** The request **
Take all the material and copy it exactly.
=-=-=
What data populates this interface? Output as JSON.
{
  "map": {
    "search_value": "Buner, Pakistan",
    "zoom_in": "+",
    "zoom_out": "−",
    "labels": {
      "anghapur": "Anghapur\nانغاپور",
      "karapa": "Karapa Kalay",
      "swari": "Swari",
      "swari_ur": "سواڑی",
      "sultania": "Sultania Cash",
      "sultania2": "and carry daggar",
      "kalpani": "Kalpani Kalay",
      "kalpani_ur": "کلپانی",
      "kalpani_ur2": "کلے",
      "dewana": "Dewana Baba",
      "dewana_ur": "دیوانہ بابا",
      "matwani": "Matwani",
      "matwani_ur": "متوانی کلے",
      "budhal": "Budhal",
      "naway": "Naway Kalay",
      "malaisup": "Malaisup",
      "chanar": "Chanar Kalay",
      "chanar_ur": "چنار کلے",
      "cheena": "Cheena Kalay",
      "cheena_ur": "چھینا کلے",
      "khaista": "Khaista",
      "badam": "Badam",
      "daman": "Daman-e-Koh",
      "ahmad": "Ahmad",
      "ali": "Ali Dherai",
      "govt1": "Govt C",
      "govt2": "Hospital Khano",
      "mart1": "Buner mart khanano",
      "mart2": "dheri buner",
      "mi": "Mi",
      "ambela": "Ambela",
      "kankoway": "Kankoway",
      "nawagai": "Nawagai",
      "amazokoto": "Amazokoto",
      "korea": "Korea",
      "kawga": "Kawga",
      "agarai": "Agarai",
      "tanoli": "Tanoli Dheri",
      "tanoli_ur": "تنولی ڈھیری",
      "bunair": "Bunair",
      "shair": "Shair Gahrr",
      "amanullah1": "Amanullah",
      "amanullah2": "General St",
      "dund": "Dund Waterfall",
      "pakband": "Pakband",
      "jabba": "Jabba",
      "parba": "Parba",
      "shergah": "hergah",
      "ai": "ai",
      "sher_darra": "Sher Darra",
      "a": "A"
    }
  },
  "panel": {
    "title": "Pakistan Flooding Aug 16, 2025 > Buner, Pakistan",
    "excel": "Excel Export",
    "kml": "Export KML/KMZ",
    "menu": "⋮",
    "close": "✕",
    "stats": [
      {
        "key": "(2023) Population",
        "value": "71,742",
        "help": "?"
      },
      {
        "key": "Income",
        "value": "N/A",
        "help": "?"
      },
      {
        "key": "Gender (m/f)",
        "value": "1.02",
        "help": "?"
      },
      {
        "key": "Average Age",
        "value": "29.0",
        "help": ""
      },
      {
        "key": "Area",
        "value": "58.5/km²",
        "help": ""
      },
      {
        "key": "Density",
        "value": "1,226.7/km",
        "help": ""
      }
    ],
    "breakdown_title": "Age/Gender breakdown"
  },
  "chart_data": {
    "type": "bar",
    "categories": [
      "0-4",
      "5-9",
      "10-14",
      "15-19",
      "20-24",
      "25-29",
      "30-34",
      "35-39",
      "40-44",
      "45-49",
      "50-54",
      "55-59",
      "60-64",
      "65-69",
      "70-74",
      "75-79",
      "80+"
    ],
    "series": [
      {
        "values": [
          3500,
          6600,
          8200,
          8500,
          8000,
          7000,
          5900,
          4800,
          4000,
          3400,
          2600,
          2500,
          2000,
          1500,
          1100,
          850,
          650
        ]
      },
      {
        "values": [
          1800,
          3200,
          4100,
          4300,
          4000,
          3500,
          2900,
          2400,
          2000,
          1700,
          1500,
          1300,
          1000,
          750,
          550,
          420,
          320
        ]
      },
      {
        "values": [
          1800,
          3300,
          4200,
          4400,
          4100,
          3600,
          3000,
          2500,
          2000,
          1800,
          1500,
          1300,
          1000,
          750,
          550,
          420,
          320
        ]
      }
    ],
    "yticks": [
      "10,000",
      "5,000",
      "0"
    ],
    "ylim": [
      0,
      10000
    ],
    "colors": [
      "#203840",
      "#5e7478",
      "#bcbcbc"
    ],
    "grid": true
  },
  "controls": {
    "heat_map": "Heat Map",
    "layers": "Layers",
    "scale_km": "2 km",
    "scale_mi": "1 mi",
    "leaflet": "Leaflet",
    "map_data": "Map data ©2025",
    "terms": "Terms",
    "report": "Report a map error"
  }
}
=-=-=
** Task solution **
What data populates this interface? Output as JSON.
{
  "map": {
    "search_value": "Buner, Pakistan",
    "zoom_in": "+",
    "zoom_out": "−",
    "labels": {
      "anghapur": "Anghapur\nانغاپور",
      "karapa": "Karapa Kalay",
      "swari": "Swari",
      "swari_ur": "سواڑی",
      "sultania": "Sultania Cash",
      "sultania2": "and carry daggar",
      "kalpani": "Kalpani Kalay",
      "kalpani_ur": "کلپانی",
      "kalpani_ur2": "کلے",
      "dewana": "Dewana Baba",
      "dewana_ur": "دیوانہ بابا",
      "matwani": "Matwani",
      "matwani_ur": "متوانی کلے",
      "budhal": "Budhal",
      "naway": "Naway Kalay",
      "malaisup": "Malaisup",
      "chanar": "Chanar Kalay",
      "chanar_ur": "چنار کلے",
      "cheena": "Cheena Kalay",
      "cheena_ur": "چھینا کلے",
      "khaista": "Khaista",
      "badam": "Badam",
      "daman": "Daman-e-Koh",
      "ahmad": "Ahmad",
      "ali": "Ali Dherai",
      "govt1": "Govt C",
      "govt2": "Hospital Khano",
      "mart1": "Buner mart khanano",
      "mart2": "dheri buner",
      "mi": "Mi",
      "ambela": "Ambela",
      "kankoway": "Kankoway",
      "nawagai": "Nawagai",
      "amazokoto": "Amazokoto",
      "korea": "Korea",
      "kawga": "Kawga",
      "agarai": "Agarai",
      "tanoli": "Tanoli Dheri",
      "tanoli_ur": "تنولی ڈھیری",
      "bunair": "Bunair",
      "shair": "Shair Gahrr",
      "amanullah1": "Amanullah",
      "amanullah2": "General St",
      "dund": "Dund Waterfall",
      "pakband": "Pakband",
      "jabba": "Jabba",
      "parba": "Parba",
      "shergah": "hergah",
      "ai": "ai",
      "sher_darra": "Sher Darra",
      "a": "A"
    }
  },
  "panel": {
    "title": "Pakistan Flooding Aug 16, 2025 > Buner, Pakistan",
    "excel": "Excel Export",
    "kml": "Export KML/KMZ",
    "menu": "⋮",
    "close": "✕",
    "stats": [
      {
        "key": "(2023) Population",
        "value": "71,742",
        "help": "?"
      },
      {
        "key": "Income",
        "value": "N/A",
        "help": "?"
      },
      {
        "key": "Gender (m/f)",
        "value": "1.02",
        "help": "?"
      },
      {
        "key": "Average Age",
        "value": "29.0",
        "help": ""
      },
      {
        "key": "Area",
        "value": "58.5/km²",
        "help": ""
      },
      {
        "key": "Density",
        "value": "1,226.7/km",
        "help": ""
      }
    ],
    "breakdown_title": "Age/Gender breakdown"
  },
  "chart_data": {
    "type": "bar",
    "categories": [
      "0-4",
      "5-9",
      "10-14",
      "15-19",
      "20-24",
      "25-29",
      "30-34",
      "35-39",
      "40-44",
      "45-49",
      "50-54",
      "55-59",
      "60-64",
      "65-69",
      "70-74",
      "75-79",
      "80+"
    ],
    "series": [
      {
        "values": [
          3500,
          6600,
          8200,
          8500,
          8000,
          7000,
          5900,
          4800,
          4000,
          3400,
          2600,
          2500,
          2000,
          1500,
          1100,
          850,
          650
        ]
      },
      {
        "values": [
          1800,
          3200,
          4100,
          4300,
          4000,
          3500,
          2900,
          2400,
          2000,
          1700,
          1500,
          1300,
          1000,
          750,
          550,
          420,
          320
        ]
      },
      {
        "values": [
          1800,
          3300,
          4200,
          4400,
          4100,
          3600,
          3000,
          2500,
          2000,
          1800,
          1500,
          1300,
          1000,
          750,
          550,
          420,
          320
        ]
      }
    ],
    "yticks": [
      "10,000",
      "5,000",
      "0"
    ],
    "ylim": [
      0,
      10000
    ],
    "colors": [
      "#203840",
      "#5e7478",
      "#bcbcbc"
    ],
    "grid": true
  },
  "controls": {
    "heat_map": "Heat Map",
    "layers": "Layers",
    "scale_km": "2 km",
    "scale_mi": "1 mi",
    "leaflet": "Leaflet",
    "map_data": "Map data ©2025",
    "terms": "Terms",
    "report": "Report a map error"
  }
}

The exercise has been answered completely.